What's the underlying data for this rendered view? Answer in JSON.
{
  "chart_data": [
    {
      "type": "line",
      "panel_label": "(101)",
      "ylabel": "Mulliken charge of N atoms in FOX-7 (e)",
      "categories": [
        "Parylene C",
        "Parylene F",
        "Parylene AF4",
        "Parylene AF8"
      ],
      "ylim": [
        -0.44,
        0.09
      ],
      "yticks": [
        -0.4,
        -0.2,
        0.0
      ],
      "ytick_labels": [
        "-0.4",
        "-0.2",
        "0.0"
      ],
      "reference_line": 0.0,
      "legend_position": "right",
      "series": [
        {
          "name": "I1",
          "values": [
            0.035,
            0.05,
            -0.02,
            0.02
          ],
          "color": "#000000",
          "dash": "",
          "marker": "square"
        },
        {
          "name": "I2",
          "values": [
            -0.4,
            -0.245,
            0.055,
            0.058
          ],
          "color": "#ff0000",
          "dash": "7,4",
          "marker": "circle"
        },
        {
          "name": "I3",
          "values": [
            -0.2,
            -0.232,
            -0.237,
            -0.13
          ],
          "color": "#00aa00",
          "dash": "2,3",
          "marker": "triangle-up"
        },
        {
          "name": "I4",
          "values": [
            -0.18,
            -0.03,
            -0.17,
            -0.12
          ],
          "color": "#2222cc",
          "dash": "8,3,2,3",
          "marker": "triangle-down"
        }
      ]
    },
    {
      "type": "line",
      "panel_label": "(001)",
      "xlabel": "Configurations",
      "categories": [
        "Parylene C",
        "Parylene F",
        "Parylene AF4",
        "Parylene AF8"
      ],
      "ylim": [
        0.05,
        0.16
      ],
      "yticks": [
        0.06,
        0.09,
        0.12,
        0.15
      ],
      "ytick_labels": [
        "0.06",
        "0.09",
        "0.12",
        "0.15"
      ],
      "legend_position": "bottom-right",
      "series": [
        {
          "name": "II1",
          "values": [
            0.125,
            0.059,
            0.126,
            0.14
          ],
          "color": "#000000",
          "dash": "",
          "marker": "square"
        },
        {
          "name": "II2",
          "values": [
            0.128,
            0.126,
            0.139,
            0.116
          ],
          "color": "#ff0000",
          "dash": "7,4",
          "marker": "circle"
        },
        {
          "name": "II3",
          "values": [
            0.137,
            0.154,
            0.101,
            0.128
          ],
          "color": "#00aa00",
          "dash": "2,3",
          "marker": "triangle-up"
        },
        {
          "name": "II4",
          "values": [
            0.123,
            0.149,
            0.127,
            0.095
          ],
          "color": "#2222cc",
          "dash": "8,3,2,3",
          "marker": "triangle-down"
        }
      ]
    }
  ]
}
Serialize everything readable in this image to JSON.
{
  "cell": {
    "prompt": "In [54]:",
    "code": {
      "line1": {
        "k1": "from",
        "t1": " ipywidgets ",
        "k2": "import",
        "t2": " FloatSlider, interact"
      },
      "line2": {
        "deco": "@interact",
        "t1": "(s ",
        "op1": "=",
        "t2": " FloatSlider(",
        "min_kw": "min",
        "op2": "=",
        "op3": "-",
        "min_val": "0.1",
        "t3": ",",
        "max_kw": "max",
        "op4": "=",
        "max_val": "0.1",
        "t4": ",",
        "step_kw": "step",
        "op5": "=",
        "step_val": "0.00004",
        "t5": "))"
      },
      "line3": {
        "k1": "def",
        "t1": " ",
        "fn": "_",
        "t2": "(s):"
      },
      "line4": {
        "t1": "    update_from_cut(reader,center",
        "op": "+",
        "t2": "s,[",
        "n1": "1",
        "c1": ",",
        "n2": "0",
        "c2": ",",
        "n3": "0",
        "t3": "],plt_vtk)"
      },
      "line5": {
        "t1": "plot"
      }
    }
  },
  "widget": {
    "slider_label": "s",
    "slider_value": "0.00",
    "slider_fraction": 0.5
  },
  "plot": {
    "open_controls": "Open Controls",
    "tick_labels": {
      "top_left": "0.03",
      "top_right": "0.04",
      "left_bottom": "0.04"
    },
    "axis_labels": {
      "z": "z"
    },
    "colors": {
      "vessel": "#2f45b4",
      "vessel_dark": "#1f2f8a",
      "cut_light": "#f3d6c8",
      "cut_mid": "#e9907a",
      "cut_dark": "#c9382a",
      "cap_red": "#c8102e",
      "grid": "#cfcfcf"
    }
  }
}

§

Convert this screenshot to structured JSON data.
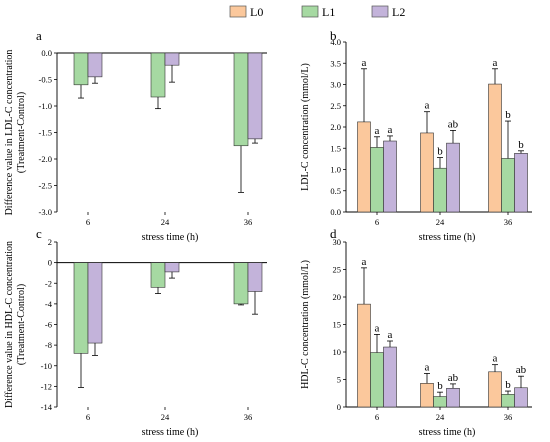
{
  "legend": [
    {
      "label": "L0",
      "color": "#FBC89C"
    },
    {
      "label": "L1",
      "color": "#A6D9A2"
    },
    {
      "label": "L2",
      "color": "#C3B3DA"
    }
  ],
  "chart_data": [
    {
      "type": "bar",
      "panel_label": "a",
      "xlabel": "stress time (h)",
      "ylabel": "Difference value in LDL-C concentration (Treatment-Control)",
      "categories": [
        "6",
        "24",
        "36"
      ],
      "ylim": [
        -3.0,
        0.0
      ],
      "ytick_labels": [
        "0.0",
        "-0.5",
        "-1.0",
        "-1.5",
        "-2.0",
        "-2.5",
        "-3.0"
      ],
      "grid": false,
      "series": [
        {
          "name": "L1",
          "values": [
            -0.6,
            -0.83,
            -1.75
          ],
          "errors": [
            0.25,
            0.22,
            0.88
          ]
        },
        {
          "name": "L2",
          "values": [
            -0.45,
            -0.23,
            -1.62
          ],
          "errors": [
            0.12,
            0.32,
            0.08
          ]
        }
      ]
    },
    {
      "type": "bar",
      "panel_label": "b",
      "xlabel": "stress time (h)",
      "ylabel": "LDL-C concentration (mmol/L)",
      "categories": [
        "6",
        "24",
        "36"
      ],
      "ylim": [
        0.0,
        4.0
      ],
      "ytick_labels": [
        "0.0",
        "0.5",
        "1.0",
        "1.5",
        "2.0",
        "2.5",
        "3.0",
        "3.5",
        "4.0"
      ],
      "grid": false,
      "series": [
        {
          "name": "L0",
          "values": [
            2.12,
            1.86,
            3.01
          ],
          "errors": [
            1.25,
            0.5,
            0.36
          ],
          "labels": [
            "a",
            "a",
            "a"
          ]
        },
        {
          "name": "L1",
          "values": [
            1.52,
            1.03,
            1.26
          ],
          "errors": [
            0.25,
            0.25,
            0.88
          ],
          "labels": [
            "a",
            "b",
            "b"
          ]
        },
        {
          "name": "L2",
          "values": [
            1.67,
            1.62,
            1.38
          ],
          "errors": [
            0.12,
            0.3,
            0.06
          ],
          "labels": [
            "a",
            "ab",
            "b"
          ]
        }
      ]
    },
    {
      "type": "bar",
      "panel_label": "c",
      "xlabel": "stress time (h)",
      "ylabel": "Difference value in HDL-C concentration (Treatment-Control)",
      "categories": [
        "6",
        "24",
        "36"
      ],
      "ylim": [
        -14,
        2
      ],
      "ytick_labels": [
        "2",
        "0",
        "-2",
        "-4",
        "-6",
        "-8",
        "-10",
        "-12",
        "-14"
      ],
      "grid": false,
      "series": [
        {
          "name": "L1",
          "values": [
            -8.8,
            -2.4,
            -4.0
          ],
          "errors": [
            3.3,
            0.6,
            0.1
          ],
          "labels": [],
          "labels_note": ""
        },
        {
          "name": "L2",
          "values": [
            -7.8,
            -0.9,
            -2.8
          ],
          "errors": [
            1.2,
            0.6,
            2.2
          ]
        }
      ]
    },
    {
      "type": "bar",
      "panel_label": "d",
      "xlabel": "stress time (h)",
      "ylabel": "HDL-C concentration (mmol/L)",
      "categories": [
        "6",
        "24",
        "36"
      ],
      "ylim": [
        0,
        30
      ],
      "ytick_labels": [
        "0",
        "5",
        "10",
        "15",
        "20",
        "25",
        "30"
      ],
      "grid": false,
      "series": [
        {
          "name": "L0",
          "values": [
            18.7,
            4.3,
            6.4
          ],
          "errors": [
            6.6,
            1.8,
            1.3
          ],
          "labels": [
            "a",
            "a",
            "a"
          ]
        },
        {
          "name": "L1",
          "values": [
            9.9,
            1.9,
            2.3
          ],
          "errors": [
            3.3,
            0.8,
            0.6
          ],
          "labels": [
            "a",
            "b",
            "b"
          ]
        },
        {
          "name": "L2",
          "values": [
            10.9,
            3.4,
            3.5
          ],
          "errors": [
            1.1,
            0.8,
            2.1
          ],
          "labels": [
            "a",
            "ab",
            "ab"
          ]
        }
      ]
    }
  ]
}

§

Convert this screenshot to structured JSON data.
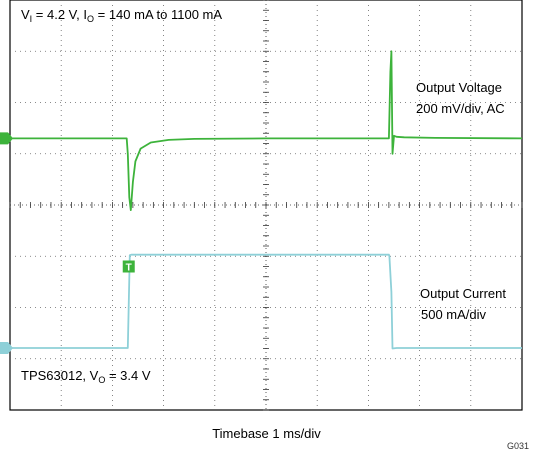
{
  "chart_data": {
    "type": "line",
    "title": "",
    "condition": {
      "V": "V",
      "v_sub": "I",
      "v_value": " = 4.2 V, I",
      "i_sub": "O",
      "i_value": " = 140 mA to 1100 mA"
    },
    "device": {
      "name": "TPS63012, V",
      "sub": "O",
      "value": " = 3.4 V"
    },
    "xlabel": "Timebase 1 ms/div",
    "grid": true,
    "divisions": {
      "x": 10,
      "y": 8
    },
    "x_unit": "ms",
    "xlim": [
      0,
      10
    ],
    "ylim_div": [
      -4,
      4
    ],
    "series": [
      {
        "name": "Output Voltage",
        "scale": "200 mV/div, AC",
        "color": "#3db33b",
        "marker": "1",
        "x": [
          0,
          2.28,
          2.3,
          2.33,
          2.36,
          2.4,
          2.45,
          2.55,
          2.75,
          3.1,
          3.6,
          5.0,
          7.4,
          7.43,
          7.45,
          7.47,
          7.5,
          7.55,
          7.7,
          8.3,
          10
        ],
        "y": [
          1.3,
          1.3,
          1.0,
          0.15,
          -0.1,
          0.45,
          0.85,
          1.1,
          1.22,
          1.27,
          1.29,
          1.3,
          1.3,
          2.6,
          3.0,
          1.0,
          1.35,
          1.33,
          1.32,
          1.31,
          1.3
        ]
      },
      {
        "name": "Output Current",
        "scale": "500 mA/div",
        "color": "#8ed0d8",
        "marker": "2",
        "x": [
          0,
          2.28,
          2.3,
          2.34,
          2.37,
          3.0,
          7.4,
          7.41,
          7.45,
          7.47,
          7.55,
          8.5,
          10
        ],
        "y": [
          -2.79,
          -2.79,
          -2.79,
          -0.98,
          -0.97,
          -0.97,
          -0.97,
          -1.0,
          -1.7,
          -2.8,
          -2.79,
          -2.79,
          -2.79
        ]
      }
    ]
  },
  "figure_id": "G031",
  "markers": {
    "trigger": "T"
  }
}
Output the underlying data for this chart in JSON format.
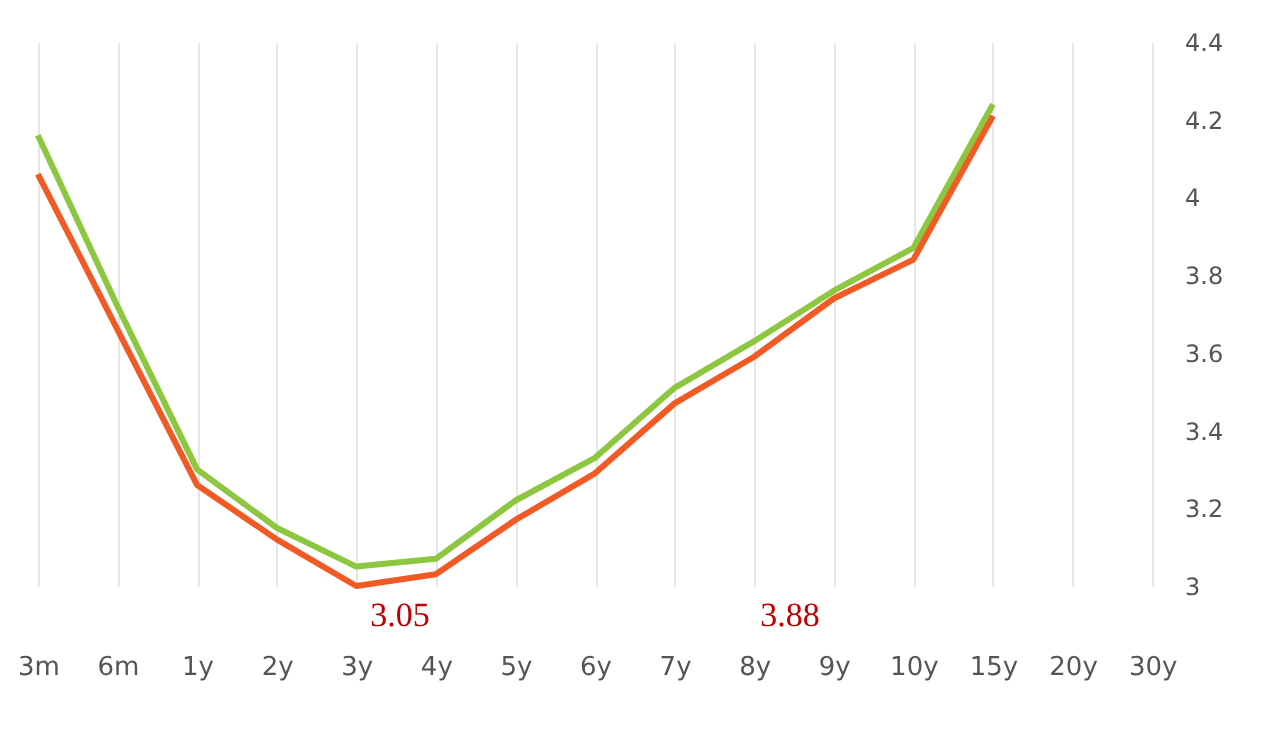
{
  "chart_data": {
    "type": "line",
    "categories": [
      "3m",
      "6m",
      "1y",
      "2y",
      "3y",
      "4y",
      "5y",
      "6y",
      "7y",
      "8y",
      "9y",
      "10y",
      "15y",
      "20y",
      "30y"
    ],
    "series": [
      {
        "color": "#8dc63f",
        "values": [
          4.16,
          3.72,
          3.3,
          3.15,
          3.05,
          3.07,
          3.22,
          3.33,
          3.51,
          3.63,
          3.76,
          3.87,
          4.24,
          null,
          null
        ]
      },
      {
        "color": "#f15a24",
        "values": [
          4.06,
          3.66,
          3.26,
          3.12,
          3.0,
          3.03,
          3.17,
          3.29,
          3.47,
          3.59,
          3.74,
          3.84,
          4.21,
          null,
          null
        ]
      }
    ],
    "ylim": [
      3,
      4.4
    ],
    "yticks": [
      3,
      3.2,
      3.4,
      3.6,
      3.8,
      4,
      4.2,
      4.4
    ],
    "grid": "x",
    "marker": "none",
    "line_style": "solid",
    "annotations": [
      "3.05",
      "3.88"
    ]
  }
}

§

INSTRUCTIONS TO FOLLOW:
Pull out every line holding "mmol" from the records above, and copy it.

THE ANSWER:
      "ylabel": "LDL-C concentration (mmol/L)",
      "ylabel": "HDL-C concentration (mmol/L)",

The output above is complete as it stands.